◆ DIRECTIONS
Select the lines that contain "Herzen" and copy each of them.
>> begin RECORDS PROVIDED
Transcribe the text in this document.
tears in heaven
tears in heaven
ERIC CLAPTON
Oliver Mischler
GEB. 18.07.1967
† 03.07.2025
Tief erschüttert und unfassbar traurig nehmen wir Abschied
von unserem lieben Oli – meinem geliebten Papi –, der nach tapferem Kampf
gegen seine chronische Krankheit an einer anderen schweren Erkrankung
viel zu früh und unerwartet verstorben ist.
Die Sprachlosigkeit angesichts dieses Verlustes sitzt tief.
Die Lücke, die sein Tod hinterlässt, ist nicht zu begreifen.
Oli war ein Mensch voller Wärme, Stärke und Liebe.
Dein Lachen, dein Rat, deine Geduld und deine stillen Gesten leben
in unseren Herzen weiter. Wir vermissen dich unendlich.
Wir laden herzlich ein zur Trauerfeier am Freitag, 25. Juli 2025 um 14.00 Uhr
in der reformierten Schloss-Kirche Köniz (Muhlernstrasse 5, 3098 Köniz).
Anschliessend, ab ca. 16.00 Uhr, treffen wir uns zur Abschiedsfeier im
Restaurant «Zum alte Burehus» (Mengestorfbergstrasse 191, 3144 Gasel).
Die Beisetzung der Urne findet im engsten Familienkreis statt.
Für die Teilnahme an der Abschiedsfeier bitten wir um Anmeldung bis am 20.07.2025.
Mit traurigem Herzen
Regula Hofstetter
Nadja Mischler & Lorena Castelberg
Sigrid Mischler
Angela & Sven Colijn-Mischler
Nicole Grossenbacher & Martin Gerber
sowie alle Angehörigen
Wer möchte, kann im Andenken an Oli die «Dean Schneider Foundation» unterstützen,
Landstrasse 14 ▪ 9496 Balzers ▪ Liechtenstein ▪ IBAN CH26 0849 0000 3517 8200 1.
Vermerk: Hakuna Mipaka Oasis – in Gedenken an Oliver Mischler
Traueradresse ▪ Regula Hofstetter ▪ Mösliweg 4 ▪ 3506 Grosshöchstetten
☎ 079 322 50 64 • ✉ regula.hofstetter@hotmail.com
>> end RECORDS PROVIDED
◆ WORKED SOLUTION
in unseren Herzen weiter. Wir vermissen dich unendlich.
Mit traurigem Herzen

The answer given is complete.